◆ **SHORT TASK**: Find each line containing the string "يصدر" and return it.
### SUPPLIED RECORDS
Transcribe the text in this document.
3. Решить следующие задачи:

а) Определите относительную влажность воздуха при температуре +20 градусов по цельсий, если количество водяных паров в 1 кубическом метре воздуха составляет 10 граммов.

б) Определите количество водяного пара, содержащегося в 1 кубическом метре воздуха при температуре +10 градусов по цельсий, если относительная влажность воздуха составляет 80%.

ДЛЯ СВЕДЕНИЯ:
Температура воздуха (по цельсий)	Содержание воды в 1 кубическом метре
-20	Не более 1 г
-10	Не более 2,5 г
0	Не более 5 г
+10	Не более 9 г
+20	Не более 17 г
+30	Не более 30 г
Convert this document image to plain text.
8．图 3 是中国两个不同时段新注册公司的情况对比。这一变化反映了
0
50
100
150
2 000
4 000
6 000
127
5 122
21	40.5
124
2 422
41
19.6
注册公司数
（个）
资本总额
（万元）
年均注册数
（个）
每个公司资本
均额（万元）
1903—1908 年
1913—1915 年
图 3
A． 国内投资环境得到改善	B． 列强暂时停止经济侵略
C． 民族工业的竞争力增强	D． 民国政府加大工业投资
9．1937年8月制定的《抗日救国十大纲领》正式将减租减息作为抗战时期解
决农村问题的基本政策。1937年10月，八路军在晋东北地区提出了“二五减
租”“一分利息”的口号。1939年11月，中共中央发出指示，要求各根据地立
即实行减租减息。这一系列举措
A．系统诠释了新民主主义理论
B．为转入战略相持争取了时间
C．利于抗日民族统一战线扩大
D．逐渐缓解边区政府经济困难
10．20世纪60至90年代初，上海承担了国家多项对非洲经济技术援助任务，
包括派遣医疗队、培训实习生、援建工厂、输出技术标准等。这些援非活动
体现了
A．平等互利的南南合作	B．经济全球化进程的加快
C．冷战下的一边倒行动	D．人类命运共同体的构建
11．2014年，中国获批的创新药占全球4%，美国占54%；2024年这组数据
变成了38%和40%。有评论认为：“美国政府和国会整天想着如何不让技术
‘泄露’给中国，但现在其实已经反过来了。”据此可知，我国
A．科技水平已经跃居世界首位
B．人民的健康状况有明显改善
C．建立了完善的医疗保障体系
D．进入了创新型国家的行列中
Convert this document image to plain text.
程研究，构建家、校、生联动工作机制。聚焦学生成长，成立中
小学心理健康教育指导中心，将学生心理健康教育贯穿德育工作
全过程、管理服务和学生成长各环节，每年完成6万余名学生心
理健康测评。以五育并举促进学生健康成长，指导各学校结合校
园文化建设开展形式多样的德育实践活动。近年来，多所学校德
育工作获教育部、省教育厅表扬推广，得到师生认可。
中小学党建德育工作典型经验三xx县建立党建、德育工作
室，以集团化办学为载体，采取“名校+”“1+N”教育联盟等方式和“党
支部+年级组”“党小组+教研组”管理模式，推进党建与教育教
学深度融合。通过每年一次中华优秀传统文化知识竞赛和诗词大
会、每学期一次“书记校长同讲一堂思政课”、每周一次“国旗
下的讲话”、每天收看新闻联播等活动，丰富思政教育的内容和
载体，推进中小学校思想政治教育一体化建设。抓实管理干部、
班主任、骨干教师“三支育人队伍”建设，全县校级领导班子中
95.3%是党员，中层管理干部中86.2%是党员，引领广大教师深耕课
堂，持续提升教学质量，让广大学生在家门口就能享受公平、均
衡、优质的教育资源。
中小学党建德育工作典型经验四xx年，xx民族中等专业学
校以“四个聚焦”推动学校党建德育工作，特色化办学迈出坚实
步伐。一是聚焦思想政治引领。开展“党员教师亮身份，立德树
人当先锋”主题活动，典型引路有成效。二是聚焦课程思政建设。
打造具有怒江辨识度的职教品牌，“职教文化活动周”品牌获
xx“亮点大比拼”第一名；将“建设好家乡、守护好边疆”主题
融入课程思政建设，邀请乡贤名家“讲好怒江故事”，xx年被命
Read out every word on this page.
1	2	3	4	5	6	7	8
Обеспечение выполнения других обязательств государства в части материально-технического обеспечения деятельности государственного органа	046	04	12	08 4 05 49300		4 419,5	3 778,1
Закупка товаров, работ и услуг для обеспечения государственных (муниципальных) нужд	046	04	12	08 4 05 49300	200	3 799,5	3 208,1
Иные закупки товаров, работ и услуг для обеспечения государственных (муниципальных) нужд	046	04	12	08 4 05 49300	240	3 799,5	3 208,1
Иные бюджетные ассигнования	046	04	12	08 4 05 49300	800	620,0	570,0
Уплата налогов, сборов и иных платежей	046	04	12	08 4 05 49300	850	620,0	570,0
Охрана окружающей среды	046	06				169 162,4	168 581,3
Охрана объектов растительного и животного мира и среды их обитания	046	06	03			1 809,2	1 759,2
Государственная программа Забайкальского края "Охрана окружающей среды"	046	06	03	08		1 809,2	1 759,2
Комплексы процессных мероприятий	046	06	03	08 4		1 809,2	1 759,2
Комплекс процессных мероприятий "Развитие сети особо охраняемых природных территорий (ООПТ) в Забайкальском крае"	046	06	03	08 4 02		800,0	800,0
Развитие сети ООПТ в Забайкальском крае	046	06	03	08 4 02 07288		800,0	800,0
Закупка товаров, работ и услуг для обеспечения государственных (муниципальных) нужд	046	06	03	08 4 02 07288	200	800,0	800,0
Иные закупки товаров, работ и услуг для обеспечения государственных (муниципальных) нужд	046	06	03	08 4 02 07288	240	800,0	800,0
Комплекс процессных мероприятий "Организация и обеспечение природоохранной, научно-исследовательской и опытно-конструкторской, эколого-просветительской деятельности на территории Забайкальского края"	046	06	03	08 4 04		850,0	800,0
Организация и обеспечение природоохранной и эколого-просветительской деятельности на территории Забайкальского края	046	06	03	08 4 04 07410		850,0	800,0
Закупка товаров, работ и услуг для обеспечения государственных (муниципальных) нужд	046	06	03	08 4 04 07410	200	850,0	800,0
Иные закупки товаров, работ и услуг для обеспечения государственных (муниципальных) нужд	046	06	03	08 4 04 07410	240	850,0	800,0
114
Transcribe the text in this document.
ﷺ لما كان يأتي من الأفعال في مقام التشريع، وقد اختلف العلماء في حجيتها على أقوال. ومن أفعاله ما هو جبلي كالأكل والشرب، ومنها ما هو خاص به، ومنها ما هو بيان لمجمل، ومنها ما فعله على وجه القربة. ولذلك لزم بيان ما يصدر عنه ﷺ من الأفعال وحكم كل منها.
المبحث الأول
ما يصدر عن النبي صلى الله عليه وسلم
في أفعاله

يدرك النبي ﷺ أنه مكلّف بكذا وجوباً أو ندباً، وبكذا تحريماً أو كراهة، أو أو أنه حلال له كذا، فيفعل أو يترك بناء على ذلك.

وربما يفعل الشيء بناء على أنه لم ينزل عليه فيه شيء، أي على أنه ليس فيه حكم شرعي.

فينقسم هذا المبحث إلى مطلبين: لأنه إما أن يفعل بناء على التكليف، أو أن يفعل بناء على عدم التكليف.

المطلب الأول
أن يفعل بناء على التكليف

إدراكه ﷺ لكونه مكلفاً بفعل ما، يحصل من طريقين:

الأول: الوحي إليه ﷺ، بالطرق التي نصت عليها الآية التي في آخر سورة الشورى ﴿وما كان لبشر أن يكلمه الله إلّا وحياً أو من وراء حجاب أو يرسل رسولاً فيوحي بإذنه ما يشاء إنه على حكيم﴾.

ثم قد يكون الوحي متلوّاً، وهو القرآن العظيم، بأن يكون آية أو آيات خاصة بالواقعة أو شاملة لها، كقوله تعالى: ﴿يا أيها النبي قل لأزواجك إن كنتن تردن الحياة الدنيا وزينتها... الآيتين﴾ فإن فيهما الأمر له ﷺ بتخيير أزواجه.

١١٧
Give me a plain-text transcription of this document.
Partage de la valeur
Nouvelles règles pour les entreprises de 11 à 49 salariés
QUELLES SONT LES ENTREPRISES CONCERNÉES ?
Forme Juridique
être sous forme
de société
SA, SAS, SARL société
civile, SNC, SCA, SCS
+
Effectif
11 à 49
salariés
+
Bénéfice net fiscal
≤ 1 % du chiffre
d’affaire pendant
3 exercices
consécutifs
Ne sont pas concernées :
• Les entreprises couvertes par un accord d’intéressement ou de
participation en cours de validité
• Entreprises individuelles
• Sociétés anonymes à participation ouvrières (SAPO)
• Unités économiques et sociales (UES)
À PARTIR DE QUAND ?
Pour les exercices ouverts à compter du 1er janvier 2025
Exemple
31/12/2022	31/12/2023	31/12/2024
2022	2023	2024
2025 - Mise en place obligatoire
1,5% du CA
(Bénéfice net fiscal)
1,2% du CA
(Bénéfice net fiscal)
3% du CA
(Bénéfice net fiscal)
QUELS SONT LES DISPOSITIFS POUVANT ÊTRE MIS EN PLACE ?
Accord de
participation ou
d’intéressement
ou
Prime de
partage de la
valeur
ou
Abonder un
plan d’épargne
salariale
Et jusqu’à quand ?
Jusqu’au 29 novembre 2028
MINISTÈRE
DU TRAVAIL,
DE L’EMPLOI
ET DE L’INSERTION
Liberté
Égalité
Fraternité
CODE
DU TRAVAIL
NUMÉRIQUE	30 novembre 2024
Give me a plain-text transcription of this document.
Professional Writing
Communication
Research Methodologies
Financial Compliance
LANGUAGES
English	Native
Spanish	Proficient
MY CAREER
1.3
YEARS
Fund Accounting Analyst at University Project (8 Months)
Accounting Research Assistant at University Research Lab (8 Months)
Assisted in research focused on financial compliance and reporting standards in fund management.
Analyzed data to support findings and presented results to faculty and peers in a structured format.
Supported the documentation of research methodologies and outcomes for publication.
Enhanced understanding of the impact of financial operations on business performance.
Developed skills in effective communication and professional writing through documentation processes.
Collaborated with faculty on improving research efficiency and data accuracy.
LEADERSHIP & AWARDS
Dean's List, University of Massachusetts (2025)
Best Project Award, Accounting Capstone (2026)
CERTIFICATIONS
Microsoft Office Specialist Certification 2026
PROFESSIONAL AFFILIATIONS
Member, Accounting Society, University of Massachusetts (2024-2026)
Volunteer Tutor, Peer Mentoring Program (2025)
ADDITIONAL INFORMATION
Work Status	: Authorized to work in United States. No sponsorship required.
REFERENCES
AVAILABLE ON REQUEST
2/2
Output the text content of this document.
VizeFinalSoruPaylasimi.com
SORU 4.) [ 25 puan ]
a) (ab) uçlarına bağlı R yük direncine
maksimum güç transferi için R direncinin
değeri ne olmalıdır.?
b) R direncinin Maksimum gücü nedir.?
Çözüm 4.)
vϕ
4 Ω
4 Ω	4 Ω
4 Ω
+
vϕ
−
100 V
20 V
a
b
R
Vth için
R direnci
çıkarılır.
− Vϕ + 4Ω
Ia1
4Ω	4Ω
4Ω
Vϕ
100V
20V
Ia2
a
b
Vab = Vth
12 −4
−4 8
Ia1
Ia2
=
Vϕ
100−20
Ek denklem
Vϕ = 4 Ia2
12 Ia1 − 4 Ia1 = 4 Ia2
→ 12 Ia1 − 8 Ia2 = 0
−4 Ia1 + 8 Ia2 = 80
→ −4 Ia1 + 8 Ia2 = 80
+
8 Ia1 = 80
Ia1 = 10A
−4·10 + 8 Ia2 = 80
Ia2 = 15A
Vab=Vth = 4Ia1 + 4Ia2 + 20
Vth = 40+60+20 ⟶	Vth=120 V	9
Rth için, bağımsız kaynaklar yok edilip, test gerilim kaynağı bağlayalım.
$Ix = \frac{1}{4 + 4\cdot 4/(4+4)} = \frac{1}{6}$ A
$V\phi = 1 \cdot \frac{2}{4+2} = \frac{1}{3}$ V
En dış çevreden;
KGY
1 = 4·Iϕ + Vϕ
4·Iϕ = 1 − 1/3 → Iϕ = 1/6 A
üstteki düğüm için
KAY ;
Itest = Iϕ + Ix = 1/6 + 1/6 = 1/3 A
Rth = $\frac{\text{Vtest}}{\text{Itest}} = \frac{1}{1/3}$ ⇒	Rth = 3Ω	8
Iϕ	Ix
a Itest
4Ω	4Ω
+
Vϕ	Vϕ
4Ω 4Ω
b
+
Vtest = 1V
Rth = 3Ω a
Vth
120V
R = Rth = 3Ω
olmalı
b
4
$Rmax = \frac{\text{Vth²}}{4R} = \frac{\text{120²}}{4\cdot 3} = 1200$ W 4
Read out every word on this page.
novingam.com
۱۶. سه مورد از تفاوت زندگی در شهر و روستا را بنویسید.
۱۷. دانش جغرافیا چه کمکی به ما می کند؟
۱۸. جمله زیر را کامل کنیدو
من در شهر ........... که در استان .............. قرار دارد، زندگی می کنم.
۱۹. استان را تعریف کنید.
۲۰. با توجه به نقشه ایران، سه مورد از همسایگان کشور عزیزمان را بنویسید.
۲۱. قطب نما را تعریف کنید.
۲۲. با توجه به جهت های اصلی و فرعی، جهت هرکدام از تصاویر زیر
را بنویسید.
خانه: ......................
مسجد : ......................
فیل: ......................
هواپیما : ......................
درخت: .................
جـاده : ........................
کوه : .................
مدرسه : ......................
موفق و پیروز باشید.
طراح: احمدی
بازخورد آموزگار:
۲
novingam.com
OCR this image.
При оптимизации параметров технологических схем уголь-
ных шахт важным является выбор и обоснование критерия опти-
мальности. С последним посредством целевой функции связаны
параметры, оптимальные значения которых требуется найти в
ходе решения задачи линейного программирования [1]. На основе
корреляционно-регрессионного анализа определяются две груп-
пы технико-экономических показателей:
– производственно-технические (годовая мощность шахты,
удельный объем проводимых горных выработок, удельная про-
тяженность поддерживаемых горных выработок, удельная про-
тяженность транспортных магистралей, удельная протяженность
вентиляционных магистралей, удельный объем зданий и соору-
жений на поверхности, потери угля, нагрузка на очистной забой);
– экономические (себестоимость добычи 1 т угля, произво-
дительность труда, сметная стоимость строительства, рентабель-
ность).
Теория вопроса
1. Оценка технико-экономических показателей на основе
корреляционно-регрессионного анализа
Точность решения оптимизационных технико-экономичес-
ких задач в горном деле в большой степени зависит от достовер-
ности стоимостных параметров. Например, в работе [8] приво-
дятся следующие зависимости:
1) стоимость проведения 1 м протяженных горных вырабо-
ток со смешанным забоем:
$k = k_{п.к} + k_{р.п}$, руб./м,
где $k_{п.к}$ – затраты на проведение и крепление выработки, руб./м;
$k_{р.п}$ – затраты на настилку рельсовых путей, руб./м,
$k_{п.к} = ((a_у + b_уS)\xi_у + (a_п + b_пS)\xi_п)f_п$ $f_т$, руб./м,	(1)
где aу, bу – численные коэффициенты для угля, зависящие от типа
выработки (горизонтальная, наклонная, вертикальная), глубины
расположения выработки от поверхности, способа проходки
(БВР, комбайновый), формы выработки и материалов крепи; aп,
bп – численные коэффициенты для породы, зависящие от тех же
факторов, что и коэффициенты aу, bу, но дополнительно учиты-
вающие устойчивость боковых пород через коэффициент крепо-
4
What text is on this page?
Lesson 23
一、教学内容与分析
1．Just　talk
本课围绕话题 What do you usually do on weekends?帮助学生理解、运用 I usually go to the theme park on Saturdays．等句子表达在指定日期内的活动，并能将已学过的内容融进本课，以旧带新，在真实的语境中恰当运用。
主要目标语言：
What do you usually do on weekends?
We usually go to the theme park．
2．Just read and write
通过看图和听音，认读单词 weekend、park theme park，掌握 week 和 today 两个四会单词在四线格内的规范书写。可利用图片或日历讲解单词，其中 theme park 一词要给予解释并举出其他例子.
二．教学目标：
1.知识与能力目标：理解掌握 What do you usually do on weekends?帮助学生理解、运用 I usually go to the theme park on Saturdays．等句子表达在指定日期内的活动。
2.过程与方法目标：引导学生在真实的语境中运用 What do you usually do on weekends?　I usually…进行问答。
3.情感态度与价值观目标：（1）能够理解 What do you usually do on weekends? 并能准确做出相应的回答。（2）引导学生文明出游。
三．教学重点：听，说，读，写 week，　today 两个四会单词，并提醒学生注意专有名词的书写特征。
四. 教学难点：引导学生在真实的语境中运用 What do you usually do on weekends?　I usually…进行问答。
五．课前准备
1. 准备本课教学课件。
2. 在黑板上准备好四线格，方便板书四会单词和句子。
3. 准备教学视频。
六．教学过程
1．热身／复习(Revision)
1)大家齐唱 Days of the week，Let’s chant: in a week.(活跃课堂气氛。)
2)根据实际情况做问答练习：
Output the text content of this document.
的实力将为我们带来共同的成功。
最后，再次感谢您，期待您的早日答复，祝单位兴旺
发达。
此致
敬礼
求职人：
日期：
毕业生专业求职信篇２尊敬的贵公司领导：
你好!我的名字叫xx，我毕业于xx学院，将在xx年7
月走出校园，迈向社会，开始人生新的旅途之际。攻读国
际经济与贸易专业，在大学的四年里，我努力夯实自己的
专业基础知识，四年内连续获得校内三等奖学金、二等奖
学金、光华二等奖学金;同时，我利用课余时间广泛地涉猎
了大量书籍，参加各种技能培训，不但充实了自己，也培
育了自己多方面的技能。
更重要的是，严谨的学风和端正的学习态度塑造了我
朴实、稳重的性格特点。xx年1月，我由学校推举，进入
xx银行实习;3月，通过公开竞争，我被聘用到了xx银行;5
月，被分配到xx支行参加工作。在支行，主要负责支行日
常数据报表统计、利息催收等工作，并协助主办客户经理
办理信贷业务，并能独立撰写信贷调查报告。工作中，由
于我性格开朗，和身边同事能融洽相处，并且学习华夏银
######
◆ **EXERCISE ANSWER**:
ﷺ لما كان يأتي من الأفعال في مقام التشريع، وقد اختلف العلماء في حجيتها على أقوال. ومن أفعاله ما هو جبلي كالأكل والشرب، ومنها ما هو خاص به، ومنها ما هو بيان لمجمل، ومنها ما فعله على وجه القربة. ولذلك لزم بيان ما يصدر عنه ﷺ من الأفعال وحكم كل منها.
ما يصدر عن النبي صلى الله عليه وسلم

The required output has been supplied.